[Stored data]
▽
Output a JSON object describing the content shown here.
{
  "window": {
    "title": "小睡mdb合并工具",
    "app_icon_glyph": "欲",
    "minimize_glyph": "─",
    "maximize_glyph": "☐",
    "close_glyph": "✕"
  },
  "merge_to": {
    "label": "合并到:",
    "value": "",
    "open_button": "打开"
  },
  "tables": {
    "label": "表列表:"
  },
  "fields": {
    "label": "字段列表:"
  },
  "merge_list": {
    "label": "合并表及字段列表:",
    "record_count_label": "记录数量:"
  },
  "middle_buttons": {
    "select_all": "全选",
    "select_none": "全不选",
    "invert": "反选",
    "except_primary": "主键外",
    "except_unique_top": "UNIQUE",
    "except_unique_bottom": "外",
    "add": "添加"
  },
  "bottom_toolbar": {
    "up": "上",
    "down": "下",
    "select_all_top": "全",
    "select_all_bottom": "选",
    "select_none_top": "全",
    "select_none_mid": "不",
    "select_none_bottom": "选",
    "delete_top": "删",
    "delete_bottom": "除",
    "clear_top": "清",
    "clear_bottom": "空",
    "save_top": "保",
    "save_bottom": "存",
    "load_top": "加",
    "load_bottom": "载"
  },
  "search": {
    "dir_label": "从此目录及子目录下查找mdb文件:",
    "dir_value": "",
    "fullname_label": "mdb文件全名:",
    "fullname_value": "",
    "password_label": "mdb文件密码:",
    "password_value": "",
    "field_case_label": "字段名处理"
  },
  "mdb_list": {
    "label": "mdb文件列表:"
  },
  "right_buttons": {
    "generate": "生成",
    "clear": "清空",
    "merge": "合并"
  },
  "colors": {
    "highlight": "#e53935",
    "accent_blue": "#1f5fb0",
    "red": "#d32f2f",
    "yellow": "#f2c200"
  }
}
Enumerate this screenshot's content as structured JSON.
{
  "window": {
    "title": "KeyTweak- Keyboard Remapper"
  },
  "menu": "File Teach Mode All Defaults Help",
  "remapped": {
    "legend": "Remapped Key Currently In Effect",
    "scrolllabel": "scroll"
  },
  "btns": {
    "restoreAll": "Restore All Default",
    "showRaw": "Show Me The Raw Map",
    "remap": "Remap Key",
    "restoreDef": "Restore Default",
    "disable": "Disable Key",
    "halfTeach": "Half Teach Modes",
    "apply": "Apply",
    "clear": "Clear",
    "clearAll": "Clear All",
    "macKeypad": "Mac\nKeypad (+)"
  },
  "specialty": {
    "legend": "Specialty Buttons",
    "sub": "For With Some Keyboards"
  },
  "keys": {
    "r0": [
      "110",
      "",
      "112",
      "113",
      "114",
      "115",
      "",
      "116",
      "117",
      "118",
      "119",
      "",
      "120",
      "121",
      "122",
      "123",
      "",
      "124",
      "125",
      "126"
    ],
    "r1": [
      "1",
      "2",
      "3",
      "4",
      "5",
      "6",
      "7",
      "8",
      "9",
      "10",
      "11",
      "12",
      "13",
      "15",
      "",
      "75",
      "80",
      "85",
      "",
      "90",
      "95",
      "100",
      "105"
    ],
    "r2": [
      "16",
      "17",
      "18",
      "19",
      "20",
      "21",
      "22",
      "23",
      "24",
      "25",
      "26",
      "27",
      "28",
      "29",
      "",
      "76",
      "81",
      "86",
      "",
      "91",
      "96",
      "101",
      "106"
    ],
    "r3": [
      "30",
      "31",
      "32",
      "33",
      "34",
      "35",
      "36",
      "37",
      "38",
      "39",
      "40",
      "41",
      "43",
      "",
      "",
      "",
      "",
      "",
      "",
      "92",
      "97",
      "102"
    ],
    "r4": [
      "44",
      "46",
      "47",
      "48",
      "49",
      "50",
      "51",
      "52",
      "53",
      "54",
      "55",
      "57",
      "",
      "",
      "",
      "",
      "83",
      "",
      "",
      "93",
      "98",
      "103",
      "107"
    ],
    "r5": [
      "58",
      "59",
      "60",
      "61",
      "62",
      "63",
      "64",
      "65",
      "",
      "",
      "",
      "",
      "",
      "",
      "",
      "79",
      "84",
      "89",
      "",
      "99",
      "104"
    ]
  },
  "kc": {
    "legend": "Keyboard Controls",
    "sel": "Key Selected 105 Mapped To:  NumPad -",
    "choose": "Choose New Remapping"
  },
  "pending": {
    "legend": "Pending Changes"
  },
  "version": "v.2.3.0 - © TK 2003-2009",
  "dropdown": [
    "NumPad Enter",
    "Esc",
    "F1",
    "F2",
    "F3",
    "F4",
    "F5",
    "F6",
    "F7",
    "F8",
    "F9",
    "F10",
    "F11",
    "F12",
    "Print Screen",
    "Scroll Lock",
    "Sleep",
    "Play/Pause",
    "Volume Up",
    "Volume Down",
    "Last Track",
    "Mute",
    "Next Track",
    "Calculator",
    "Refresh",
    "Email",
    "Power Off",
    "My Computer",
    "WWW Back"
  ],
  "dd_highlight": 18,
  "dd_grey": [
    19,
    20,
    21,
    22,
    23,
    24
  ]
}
△
SHORT PROBLEM » Transcribe the material exactly as it reads.

RESPONSE »
Output a JSON object describing the content shown here.
{
  "window": {
    "title": "小睡mdb合并工具",
    "app_icon_glyph": "欲",
    "minimize_glyph": "─",
    "maximize_glyph": "☐",
    "close_glyph": "✕"
  },
  "merge_to": {
    "label": "合并到:",
    "value": "",
    "open_button": "打开"
  },
  "tables": {
    "label": "表列表:"
  },
  "fields": {
    "label": "字段列表:"
  },
  "merge_list": {
    "label": "合并表及字段列表:",
    "record_count_label": "记录数量:"
  },
  "middle_buttons": {
    "select_all": "全选",
    "select_none": "全不选",
    "invert": "反选",
    "except_primary": "主键外",
    "except_unique_top": "UNIQUE",
    "except_unique_bottom": "外",
    "add": "添加"
  },
  "bottom_toolbar": {
    "up": "上",
    "down": "下",
    "select_all_top": "全",
    "select_all_bottom": "选",
    "select_none_top": "全",
    "select_none_mid": "不",
    "select_none_bottom": "选",
    "delete_top": "删",
    "delete_bottom": "除",
    "clear_top": "清",
    "clear_bottom": "空",
    "save_top": "保",
    "save_bottom": "存",
    "load_top": "加",
    "load_bottom": "载"
  },
  "search": {
    "dir_label": "从此目录及子目录下查找mdb文件:",
    "dir_value": "",
    "fullname_label": "mdb文件全名:",
    "fullname_value": "",
    "password_label": "mdb文件密码:",
    "password_value": "",
    "field_case_label": "字段名处理"
  },
  "mdb_list": {
    "label": "mdb文件列表:"
  },
  "right_buttons": {
    "generate": "生成",
    "clear": "清空",
    "merge": "合并"
  },
  "colors": {
    "highlight": "#e53935",
    "accent_blue": "#1f5fb0",
    "red": "#d32f2f",
    "yellow": "#f2c200"
  }
}
Enumerate this screenshot's content as structured JSON.
{
  "window": {
    "title": "KeyTweak- Keyboard Remapper"
  },
  "menu": "File Teach Mode All Defaults Help",
  "remapped": {
    "legend": "Remapped Key Currently In Effect",
    "scrolllabel": "scroll"
  },
  "btns": {
    "restoreAll": "Restore All Default",
    "showRaw": "Show Me The Raw Map",
    "remap": "Remap Key",
    "restoreDef": "Restore Default",
    "disable": "Disable Key",
    "halfTeach": "Half Teach Modes",
    "apply": "Apply",
    "clear": "Clear",
    "clearAll": "Clear All",
    "macKeypad": "Mac\nKeypad (+)"
  },
  "specialty": {
    "legend": "Specialty Buttons",
    "sub": "For With Some Keyboards"
  },
  "keys": {
    "r0": [
      "110",
      "",
      "112",
      "113",
      "114",
      "115",
      "",
      "116",
      "117",
      "118",
      "119",
      "",
      "120",
      "121",
      "122",
      "123",
      "",
      "124",
      "125",
      "126"
    ],
    "r1": [
      "1",
      "2",
      "3",
      "4",
      "5",
      "6",
      "7",
      "8",
      "9",
      "10",
      "11",
      "12",
      "13",
      "15",
      "",
      "75",
      "80",
      "85",
      "",
      "90",
      "95",
      "100",
      "105"
    ],
    "r2": [
      "16",
      "17",
      "18",
      "19",
      "20",
      "21",
      "22",
      "23",
      "24",
      "25",
      "26",
      "27",
      "28",
      "29",
      "",
      "76",
      "81",
      "86",
      "",
      "91",
      "96",
      "101",
      "106"
    ],
    "r3": [
      "30",
      "31",
      "32",
      "33",
      "34",
      "35",
      "36",
      "37",
      "38",
      "39",
      "40",
      "41",
      "43",
      "",
      "",
      "",
      "",
      "",
      "",
      "92",
      "97",
      "102"
    ],
    "r4": [
      "44",
      "46",
      "47",
      "48",
      "49",
      "50",
      "51",
      "52",
      "53",
      "54",
      "55",
      "57",
      "",
      "",
      "",
      "",
      "83",
      "",
      "",
      "93",
      "98",
      "103",
      "107"
    ],
    "r5": [
      "58",
      "59",
      "60",
      "61",
      "62",
      "63",
      "64",
      "65",
      "",
      "",
      "",
      "",
      "",
      "",
      "",
      "79",
      "84",
      "89",
      "",
      "99",
      "104"
    ]
  },
  "kc": {
    "legend": "Keyboard Controls",
    "sel": "Key Selected 105 Mapped To:  NumPad -",
    "choose": "Choose New Remapping"
  },
  "pending": {
    "legend": "Pending Changes"
  },
  "version": "v.2.3.0 - © TK 2003-2009",
  "dropdown": [
    "NumPad Enter",
    "Esc",
    "F1",
    "F2",
    "F3",
    "F4",
    "F5",
    "F6",
    "F7",
    "F8",
    "F9",
    "F10",
    "F11",
    "F12",
    "Print Screen",
    "Scroll Lock",
    "Sleep",
    "Play/Pause",
    "Volume Up",
    "Volume Down",
    "Last Track",
    "Mute",
    "Next Track",
    "Calculator",
    "Refresh",
    "Email",
    "Power Off",
    "My Computer",
    "WWW Back"
  ],
  "dd_highlight": 18,
  "dd_grey": [
    19,
    20,
    21,
    22,
    23,
    24
  ]
}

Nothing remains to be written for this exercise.